(A block of data)
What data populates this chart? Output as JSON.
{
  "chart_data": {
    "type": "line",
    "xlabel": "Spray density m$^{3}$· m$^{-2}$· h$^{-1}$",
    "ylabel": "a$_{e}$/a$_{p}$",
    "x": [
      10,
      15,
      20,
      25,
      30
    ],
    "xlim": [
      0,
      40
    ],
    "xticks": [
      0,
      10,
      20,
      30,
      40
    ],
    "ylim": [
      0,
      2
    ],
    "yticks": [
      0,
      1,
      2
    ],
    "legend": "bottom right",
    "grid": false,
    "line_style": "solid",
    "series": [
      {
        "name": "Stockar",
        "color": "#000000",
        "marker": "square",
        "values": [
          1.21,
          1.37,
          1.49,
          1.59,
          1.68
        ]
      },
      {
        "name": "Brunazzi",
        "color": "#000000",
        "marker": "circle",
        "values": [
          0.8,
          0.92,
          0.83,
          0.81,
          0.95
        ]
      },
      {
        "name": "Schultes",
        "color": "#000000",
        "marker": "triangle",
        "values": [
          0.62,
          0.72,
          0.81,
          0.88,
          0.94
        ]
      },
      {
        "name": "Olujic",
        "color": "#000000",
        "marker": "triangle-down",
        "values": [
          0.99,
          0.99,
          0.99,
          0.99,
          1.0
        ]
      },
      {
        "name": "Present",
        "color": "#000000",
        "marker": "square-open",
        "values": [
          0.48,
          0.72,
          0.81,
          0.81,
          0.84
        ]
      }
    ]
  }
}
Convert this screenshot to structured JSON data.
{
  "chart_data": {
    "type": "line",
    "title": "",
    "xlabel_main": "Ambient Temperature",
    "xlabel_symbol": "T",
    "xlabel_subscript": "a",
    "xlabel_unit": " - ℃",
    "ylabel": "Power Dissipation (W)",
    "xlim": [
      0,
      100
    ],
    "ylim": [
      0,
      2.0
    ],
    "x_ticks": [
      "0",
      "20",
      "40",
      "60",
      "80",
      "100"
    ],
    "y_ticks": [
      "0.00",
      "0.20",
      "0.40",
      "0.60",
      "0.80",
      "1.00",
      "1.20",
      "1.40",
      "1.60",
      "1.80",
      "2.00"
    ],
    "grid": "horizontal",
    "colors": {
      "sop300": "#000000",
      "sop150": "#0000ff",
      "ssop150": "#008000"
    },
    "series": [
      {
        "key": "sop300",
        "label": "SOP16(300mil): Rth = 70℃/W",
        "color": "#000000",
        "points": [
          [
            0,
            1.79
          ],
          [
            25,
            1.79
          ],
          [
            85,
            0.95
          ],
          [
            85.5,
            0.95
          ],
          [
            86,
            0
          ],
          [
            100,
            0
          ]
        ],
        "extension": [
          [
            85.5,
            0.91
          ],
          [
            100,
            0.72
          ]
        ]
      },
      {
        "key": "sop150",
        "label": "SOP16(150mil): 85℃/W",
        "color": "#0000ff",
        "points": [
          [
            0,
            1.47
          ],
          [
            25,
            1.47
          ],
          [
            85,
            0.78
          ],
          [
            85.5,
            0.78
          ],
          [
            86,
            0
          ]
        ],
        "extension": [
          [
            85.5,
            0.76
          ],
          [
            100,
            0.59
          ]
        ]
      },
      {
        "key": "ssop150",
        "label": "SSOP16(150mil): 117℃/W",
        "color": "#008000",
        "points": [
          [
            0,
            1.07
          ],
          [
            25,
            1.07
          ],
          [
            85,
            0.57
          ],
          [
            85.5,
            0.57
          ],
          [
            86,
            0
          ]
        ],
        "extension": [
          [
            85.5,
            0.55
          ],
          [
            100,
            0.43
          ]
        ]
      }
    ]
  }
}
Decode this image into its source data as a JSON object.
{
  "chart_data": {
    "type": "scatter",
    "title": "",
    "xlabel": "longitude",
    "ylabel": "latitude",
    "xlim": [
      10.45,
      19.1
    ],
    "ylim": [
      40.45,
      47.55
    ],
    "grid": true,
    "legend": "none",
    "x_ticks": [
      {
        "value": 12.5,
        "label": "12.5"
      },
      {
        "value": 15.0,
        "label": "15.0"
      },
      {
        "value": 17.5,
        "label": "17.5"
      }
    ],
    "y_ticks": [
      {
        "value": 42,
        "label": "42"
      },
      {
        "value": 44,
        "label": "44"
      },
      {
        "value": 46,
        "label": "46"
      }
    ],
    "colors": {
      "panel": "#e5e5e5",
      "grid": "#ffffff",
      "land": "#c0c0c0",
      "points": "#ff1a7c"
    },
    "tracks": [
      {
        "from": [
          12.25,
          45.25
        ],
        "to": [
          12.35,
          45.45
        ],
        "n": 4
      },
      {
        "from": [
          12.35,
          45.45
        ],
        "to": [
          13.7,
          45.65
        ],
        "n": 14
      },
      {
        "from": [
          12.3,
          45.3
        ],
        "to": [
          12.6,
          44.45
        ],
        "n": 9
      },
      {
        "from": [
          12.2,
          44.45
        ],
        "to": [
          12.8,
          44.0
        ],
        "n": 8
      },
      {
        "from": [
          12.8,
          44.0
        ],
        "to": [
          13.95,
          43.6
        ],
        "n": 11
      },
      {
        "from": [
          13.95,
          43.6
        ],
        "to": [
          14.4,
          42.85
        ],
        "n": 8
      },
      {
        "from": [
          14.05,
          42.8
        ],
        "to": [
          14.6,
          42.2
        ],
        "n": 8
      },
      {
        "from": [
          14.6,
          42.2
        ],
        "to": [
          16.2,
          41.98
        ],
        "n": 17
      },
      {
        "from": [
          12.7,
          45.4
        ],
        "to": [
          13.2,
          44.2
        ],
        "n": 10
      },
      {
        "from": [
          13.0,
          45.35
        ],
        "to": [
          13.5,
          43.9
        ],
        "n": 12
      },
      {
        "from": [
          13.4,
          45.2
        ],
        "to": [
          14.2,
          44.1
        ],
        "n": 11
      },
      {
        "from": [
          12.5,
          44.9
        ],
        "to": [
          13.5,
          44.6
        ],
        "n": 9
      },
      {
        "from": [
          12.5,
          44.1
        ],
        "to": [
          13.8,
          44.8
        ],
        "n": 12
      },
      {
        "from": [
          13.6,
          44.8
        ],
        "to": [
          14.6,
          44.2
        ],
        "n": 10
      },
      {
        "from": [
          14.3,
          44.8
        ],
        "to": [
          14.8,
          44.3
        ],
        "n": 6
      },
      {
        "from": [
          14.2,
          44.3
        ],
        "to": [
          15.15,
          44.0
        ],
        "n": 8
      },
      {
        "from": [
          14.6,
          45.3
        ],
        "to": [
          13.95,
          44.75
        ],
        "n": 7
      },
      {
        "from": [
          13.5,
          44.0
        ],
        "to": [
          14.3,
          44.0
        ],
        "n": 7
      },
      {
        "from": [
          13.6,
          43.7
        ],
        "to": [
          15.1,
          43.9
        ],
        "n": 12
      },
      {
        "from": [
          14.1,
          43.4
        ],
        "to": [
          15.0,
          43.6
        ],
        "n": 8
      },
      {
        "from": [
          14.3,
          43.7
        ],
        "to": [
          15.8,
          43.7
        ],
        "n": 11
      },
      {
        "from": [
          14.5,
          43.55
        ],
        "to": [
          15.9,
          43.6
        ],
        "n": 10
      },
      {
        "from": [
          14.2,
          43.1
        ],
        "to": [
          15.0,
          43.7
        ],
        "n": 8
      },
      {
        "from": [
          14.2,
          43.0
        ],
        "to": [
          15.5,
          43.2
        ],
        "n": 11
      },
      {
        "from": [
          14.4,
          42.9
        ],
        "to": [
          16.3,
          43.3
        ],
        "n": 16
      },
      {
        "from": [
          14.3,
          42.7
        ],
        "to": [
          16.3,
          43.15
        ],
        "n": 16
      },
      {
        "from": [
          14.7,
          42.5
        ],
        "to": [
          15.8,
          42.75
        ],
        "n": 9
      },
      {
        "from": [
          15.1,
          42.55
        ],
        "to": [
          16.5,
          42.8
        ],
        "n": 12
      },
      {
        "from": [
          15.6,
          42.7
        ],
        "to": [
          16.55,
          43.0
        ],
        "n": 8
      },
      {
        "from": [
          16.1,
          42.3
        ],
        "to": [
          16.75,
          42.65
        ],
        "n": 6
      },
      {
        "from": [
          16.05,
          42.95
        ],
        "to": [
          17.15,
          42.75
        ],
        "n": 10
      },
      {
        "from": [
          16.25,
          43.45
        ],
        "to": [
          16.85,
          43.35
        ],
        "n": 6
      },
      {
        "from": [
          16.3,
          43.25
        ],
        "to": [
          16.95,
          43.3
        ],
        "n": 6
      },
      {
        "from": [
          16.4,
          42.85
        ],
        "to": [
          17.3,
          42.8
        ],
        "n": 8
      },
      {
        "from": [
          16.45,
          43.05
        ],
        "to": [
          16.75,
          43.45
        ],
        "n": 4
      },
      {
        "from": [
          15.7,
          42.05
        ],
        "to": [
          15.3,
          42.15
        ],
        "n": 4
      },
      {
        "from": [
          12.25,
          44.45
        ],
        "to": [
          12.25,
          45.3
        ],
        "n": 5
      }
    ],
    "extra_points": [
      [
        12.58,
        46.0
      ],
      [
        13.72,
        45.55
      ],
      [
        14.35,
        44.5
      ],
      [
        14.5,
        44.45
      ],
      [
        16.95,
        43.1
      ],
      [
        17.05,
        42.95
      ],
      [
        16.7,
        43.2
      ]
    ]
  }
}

§ **Short exercise**: Gather from the records above every line containing the string "this".

§ **Answer below**:
What data populates this chart? Output as JSON.
Convert this screenshot to structured JSON data.
Decode this image into its source data as a JSON object.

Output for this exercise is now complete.